[Collected data entries]
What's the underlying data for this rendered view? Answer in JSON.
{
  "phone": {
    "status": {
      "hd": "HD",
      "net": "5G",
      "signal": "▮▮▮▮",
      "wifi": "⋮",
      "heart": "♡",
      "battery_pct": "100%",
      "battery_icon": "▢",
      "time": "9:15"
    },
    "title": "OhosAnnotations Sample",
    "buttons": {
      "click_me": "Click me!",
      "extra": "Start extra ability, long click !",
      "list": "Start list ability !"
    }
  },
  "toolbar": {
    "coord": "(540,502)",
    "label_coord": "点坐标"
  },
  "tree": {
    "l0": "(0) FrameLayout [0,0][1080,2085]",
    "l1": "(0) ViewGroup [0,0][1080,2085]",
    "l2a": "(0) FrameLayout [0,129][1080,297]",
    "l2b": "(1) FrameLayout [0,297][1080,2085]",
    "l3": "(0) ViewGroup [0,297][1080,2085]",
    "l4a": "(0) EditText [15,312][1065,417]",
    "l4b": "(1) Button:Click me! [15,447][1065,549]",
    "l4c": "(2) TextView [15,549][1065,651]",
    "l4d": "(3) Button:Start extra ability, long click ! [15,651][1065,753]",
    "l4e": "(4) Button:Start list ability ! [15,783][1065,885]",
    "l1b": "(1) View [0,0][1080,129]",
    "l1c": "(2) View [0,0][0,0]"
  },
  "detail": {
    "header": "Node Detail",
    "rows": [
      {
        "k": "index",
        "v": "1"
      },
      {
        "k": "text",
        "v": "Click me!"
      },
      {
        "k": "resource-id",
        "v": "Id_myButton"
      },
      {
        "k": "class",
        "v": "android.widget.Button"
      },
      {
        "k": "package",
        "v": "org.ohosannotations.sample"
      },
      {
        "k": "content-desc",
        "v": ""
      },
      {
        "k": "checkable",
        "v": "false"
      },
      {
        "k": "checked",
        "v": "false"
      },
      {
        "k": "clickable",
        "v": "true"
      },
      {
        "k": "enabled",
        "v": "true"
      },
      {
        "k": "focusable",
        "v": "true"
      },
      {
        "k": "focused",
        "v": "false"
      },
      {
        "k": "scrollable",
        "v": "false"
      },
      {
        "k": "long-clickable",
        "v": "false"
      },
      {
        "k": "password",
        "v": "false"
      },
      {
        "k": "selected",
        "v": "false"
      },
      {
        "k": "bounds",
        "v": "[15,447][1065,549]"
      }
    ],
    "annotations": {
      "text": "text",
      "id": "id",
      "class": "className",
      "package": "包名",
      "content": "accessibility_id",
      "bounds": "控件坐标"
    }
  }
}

[PROMPT] All of the entries above need to be reproduced exactly.

[FINAL RESULT]
What's the underlying data for this rendered view? Answer in JSON.
{
  "phone": {
    "status": {
      "hd": "HD",
      "net": "5G",
      "signal": "▮▮▮▮",
      "wifi": "⋮",
      "heart": "♡",
      "battery_pct": "100%",
      "battery_icon": "▢",
      "time": "9:15"
    },
    "title": "OhosAnnotations Sample",
    "buttons": {
      "click_me": "Click me!",
      "extra": "Start extra ability, long click !",
      "list": "Start list ability !"
    }
  },
  "toolbar": {
    "coord": "(540,502)",
    "label_coord": "点坐标"
  },
  "tree": {
    "l0": "(0) FrameLayout [0,0][1080,2085]",
    "l1": "(0) ViewGroup [0,0][1080,2085]",
    "l2a": "(0) FrameLayout [0,129][1080,297]",
    "l2b": "(1) FrameLayout [0,297][1080,2085]",
    "l3": "(0) ViewGroup [0,297][1080,2085]",
    "l4a": "(0) EditText [15,312][1065,417]",
    "l4b": "(1) Button:Click me! [15,447][1065,549]",
    "l4c": "(2) TextView [15,549][1065,651]",
    "l4d": "(3) Button:Start extra ability, long click ! [15,651][1065,753]",
    "l4e": "(4) Button:Start list ability ! [15,783][1065,885]",
    "l1b": "(1) View [0,0][1080,129]",
    "l1c": "(2) View [0,0][0,0]"
  },
  "detail": {
    "header": "Node Detail",
    "rows": [
      {
        "k": "index",
        "v": "1"
      },
      {
        "k": "text",
        "v": "Click me!"
      },
      {
        "k": "resource-id",
        "v": "Id_myButton"
      },
      {
        "k": "class",
        "v": "android.widget.Button"
      },
      {
        "k": "package",
        "v": "org.ohosannotations.sample"
      },
      {
        "k": "content-desc",
        "v": ""
      },
      {
        "k": "checkable",
        "v": "false"
      },
      {
        "k": "checked",
        "v": "false"
      },
      {
        "k": "clickable",
        "v": "true"
      },
      {
        "k": "enabled",
        "v": "true"
      },
      {
        "k": "focusable",
        "v": "true"
      },
      {
        "k": "focused",
        "v": "false"
      },
      {
        "k": "scrollable",
        "v": "false"
      },
      {
        "k": "long-clickable",
        "v": "false"
      },
      {
        "k": "password",
        "v": "false"
      },
      {
        "k": "selected",
        "v": "false"
      },
      {
        "k": "bounds",
        "v": "[15,447][1065,549]"
      }
    ],
    "annotations": {
      "text": "text",
      "id": "id",
      "class": "className",
      "package": "包名",
      "content": "accessibility_id",
      "bounds": "控件坐标"
    }
  }
}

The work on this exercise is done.